# [The task]
For the data below, report the number of lines that contain the string "color" and nothing else.

# [Input data]
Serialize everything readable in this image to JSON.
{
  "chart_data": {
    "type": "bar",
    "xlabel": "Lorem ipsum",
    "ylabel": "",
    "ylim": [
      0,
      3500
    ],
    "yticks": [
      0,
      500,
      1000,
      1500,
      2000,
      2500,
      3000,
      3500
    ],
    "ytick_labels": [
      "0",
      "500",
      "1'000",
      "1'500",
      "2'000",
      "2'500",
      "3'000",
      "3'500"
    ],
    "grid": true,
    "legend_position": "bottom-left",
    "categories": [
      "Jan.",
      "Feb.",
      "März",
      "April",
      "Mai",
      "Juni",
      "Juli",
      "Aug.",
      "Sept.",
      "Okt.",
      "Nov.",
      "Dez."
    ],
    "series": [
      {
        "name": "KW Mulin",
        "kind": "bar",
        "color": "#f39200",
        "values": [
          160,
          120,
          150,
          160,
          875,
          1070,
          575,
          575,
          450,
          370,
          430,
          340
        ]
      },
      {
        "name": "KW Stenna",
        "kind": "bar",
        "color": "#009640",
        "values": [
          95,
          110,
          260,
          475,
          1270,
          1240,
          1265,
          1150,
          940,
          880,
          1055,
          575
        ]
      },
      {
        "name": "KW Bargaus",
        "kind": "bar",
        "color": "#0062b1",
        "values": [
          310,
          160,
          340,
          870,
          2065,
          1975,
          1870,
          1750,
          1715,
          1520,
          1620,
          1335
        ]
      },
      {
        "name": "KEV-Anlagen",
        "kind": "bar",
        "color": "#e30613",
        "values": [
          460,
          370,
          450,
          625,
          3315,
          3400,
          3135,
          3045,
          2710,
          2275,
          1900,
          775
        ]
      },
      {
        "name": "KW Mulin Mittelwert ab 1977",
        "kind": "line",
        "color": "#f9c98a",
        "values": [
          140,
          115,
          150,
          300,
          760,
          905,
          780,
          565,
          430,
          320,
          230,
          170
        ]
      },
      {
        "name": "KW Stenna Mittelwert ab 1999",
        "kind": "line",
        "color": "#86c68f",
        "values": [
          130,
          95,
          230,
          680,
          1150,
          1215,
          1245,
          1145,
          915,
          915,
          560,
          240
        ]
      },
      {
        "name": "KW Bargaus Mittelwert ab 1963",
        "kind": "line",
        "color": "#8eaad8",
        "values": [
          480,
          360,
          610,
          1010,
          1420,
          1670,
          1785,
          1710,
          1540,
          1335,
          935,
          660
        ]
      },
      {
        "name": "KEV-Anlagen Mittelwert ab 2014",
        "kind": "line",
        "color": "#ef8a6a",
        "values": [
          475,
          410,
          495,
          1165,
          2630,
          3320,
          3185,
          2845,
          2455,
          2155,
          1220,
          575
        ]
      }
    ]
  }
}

# [Output for this exercise]
8